_What is being asked_: Reproduce the lines from the one containing "1110 157 1147</box>" to the one containing "text-run: . Two", both included, with no changes.

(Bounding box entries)
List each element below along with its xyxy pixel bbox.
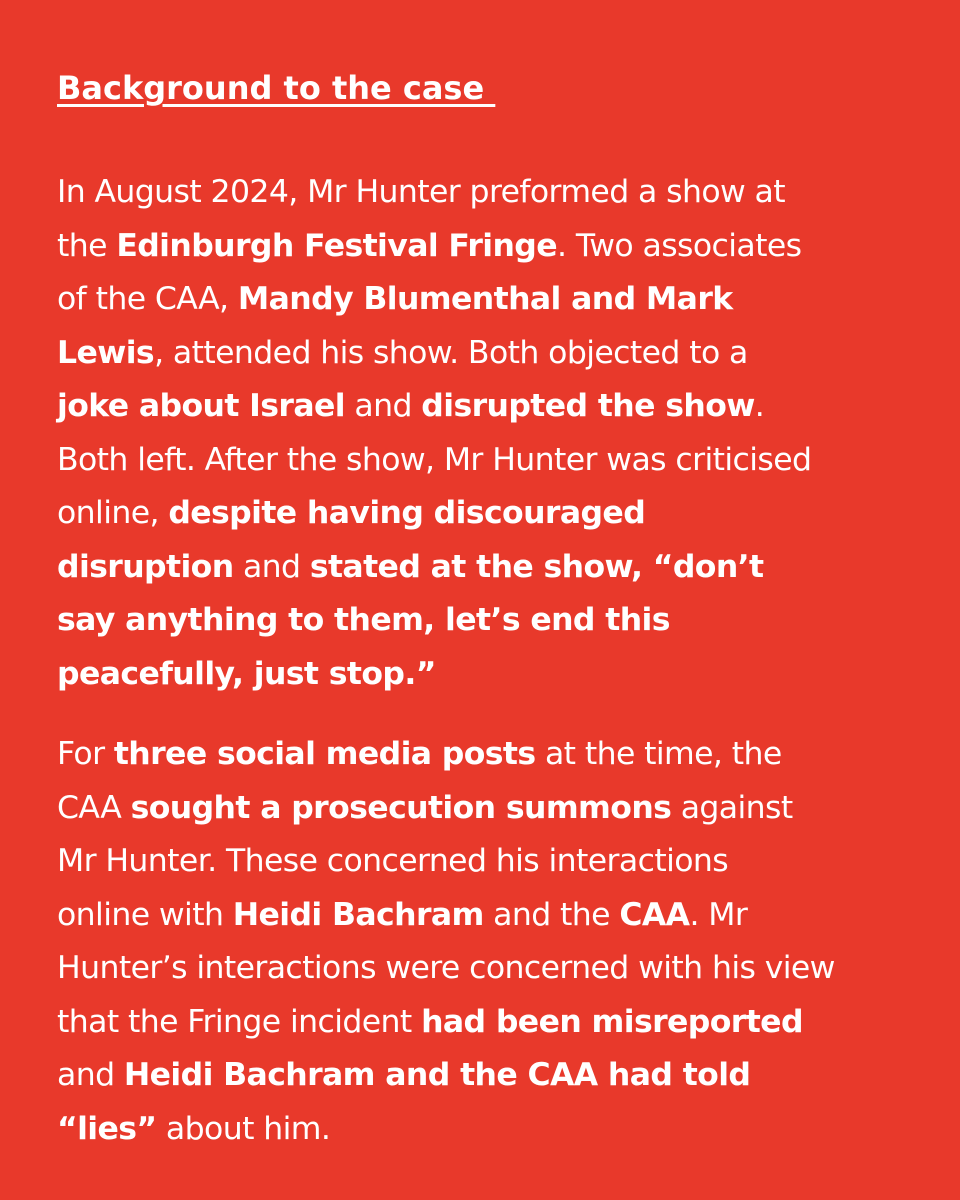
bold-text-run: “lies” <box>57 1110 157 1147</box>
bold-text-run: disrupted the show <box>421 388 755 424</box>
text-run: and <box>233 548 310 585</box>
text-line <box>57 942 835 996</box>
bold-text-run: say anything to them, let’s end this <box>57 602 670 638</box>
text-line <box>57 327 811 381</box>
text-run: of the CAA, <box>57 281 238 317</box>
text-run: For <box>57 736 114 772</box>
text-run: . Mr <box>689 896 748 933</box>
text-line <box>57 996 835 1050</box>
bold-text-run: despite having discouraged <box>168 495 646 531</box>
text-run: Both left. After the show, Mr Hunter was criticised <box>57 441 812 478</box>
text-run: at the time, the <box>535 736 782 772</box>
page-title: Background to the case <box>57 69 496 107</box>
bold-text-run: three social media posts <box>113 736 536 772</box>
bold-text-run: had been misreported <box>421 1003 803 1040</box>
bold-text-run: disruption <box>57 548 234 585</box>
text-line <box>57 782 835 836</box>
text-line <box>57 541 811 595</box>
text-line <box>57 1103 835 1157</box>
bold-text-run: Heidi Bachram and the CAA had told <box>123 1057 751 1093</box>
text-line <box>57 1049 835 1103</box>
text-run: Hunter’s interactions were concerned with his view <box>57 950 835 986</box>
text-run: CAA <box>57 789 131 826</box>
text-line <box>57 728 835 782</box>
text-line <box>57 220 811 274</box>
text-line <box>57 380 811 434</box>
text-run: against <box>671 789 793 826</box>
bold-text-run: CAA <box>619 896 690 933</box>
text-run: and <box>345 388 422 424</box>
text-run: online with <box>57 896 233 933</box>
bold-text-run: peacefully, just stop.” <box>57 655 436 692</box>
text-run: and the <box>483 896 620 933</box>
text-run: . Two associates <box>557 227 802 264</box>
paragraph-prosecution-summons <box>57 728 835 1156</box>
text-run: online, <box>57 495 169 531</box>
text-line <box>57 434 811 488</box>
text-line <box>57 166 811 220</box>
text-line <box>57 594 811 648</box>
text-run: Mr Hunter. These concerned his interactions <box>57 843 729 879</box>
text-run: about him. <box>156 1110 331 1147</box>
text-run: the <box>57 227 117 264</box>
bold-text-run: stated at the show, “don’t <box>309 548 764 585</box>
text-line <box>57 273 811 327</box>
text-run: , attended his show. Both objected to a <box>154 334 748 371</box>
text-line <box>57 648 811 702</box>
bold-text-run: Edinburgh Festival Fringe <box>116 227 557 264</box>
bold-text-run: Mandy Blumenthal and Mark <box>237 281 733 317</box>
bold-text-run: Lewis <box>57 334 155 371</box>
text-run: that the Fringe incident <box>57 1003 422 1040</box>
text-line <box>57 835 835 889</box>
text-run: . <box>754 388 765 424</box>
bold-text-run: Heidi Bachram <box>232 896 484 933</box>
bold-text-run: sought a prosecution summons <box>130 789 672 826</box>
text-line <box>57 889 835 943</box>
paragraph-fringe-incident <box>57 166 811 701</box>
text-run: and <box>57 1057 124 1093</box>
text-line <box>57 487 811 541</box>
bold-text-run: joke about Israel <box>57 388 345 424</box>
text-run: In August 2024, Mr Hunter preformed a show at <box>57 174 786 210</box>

--

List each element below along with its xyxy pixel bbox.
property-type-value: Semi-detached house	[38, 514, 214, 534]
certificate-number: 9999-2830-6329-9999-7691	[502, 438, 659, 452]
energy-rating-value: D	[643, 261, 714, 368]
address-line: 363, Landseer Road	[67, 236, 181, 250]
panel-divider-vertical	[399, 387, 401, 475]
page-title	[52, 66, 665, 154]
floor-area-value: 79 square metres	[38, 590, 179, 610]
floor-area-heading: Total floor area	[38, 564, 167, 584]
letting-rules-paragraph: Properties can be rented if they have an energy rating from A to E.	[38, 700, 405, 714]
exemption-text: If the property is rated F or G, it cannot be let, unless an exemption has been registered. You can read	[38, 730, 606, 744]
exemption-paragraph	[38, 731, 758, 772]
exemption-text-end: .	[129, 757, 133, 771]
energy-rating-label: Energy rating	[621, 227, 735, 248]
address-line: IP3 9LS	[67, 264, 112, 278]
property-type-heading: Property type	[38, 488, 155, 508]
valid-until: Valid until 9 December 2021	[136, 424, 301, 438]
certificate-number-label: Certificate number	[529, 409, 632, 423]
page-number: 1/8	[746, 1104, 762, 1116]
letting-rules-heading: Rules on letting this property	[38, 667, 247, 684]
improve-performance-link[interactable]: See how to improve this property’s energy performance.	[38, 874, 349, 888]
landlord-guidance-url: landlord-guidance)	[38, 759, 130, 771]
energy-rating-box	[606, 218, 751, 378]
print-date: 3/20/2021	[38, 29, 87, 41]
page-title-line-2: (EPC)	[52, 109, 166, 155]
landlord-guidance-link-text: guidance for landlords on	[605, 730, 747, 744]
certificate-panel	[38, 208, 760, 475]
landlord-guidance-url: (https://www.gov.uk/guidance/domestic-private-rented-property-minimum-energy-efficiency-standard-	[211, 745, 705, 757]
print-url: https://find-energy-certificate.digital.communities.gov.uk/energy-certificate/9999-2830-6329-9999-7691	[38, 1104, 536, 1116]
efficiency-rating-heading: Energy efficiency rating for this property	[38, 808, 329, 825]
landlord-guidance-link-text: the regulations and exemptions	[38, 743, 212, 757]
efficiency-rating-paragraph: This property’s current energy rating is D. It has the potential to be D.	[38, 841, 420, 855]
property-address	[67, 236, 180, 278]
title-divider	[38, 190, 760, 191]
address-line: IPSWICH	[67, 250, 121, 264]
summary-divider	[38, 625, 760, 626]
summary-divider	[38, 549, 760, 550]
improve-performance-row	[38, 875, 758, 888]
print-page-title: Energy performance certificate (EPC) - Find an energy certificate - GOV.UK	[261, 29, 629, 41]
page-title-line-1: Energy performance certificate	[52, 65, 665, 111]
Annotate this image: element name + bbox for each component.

* * *

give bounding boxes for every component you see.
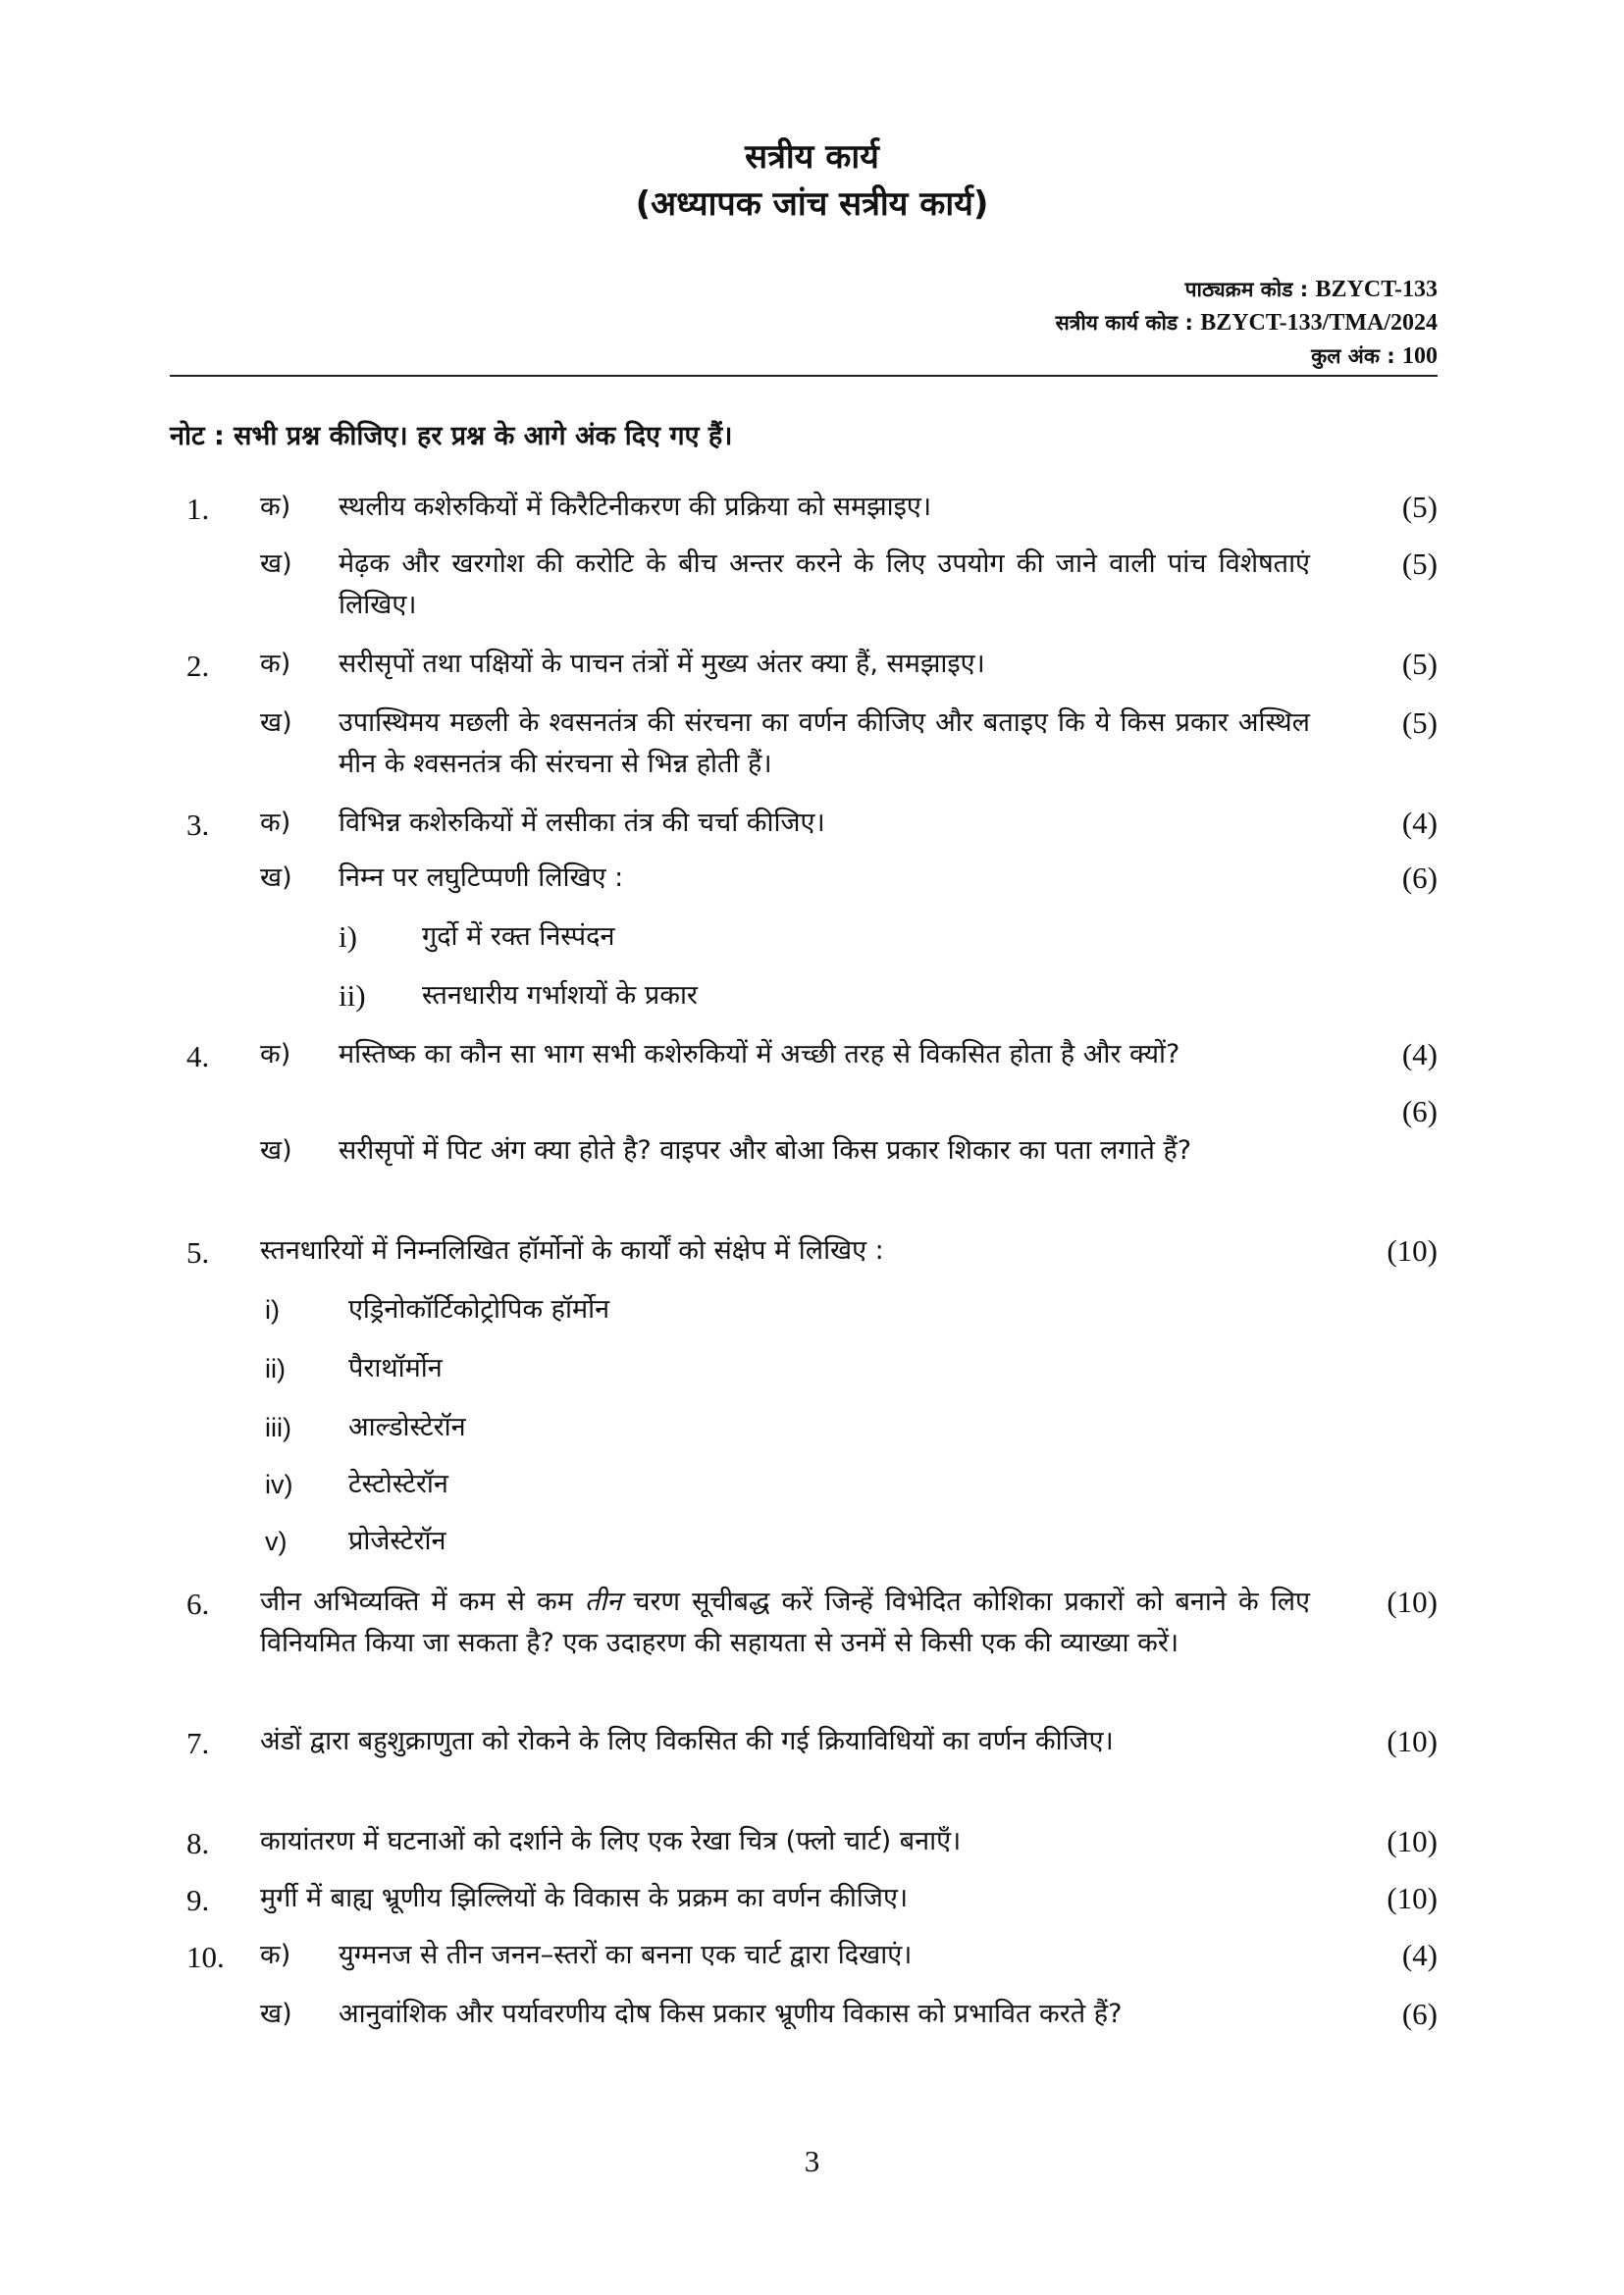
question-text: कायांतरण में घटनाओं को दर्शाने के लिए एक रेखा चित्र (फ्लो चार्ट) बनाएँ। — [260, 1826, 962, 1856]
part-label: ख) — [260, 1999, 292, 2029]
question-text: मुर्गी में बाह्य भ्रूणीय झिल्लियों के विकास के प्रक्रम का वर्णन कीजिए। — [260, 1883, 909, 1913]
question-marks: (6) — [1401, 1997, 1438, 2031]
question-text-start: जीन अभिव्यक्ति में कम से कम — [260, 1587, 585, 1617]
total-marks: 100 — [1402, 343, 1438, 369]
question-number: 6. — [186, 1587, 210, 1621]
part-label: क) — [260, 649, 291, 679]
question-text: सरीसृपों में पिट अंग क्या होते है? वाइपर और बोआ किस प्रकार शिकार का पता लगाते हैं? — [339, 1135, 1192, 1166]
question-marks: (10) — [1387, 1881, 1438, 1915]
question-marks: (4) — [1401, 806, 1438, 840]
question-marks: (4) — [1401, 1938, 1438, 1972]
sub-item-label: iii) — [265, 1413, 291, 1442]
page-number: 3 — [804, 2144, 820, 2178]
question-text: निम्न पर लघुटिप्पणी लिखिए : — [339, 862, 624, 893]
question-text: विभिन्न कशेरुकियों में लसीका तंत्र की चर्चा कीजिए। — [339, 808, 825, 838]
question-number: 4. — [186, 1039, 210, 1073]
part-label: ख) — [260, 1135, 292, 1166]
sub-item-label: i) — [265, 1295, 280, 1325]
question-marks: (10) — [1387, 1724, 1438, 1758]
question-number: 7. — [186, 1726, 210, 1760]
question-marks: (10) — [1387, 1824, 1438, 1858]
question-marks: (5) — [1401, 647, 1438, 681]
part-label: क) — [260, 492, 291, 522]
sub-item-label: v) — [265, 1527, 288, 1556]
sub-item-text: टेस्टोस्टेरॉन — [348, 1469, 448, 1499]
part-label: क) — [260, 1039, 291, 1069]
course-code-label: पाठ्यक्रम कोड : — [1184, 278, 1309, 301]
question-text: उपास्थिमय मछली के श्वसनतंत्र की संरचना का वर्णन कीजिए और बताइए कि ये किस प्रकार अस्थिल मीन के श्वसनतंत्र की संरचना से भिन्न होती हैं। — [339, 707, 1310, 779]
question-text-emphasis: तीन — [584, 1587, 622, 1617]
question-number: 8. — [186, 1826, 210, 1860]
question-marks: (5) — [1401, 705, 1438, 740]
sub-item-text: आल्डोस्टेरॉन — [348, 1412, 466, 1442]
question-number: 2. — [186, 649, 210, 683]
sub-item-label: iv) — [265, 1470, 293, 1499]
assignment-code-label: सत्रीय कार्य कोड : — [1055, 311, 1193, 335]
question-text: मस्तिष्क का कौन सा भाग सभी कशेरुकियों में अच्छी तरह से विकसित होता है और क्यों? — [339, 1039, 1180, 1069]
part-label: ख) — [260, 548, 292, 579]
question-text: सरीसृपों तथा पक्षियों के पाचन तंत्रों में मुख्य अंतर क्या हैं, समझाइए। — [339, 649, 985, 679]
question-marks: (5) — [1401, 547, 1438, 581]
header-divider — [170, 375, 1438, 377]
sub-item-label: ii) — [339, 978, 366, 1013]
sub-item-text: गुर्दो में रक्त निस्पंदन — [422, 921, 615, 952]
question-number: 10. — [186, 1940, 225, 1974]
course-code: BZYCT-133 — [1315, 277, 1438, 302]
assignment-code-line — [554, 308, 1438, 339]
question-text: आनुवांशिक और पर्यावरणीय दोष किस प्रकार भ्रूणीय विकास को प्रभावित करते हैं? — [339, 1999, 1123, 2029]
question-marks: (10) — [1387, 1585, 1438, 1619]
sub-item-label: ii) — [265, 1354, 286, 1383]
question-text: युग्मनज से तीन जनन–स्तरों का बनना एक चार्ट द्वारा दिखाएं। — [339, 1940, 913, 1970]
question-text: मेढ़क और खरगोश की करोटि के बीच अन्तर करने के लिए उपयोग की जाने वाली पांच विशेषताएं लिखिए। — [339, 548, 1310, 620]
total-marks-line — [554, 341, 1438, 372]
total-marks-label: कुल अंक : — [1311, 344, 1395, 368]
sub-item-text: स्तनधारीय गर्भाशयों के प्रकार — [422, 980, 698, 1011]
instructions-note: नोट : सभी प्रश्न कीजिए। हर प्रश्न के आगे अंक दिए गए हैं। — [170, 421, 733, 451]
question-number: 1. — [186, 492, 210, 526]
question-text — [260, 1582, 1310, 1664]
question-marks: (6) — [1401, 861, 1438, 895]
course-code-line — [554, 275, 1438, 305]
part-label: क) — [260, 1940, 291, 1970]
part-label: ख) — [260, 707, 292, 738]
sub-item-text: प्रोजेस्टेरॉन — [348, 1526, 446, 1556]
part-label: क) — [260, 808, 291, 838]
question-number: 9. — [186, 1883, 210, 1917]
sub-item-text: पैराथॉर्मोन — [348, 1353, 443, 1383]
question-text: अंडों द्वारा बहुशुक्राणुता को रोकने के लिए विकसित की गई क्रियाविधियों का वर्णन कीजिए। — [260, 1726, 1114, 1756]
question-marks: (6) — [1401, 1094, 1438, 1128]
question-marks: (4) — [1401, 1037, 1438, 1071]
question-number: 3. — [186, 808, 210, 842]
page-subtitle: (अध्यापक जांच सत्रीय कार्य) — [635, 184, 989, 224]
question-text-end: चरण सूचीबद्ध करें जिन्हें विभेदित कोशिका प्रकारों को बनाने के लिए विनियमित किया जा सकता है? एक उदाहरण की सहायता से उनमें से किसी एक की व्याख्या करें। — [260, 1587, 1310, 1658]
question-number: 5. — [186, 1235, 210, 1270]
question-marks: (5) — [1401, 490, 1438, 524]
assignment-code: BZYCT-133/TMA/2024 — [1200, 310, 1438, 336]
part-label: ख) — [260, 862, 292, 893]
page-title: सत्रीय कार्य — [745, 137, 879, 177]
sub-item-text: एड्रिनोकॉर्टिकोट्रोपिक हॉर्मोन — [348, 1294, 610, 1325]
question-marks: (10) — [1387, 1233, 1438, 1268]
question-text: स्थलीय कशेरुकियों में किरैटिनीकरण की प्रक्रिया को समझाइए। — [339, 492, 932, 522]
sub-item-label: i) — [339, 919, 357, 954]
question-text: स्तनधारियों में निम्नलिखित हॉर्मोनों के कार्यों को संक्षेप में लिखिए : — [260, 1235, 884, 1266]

_Solution for this problem_:
bold-text-run: “lies” <box>57 1110 157 1147</box>
bold-text-run: disrupted the show <box>421 388 755 424</box>
text-run: and <box>233 548 310 585</box>
text-line <box>57 942 835 996</box>
bold-text-run: say anything to them, let’s end this <box>57 602 670 638</box>
text-line <box>57 327 811 381</box>
text-run: of the CAA, <box>57 281 238 317</box>
text-run: For <box>57 736 114 772</box>
text-run: . Mr <box>689 896 748 933</box>
text-line <box>57 996 835 1050</box>
bold-text-run: despite having discouraged <box>168 495 646 531</box>
text-run: Both left. After the show, Mr Hunter was criticised <box>57 441 812 478</box>
text-run: at the time, the <box>535 736 782 772</box>
page-title: Background to the case <box>57 69 496 107</box>
bold-text-run: three social media posts <box>113 736 536 772</box>
bold-text-run: had been misreported <box>421 1003 803 1040</box>
bold-text-run: disruption <box>57 548 234 585</box>
text-line <box>57 782 835 836</box>
text-line <box>57 541 811 595</box>
text-line <box>57 1103 835 1157</box>
bold-text-run: Heidi Bachram and the CAA had told <box>123 1057 751 1093</box>
text-line <box>57 1049 835 1103</box>
text-run: Hunter’s interactions were concerned with his view <box>57 950 835 986</box>
text-run: CAA <box>57 789 131 826</box>
text-line <box>57 728 835 782</box>
text-line <box>57 220 811 274</box>
text-line <box>57 380 811 434</box>
text-run: against <box>671 789 793 826</box>
bold-text-run: CAA <box>619 896 690 933</box>
text-run: and <box>345 388 422 424</box>
text-run: online with <box>57 896 233 933</box>
bold-text-run: peacefully, just stop.” <box>57 655 436 692</box>
text-run: and the <box>483 896 620 933</box>
text-run: . Two associates <box>557 227 802 264</box>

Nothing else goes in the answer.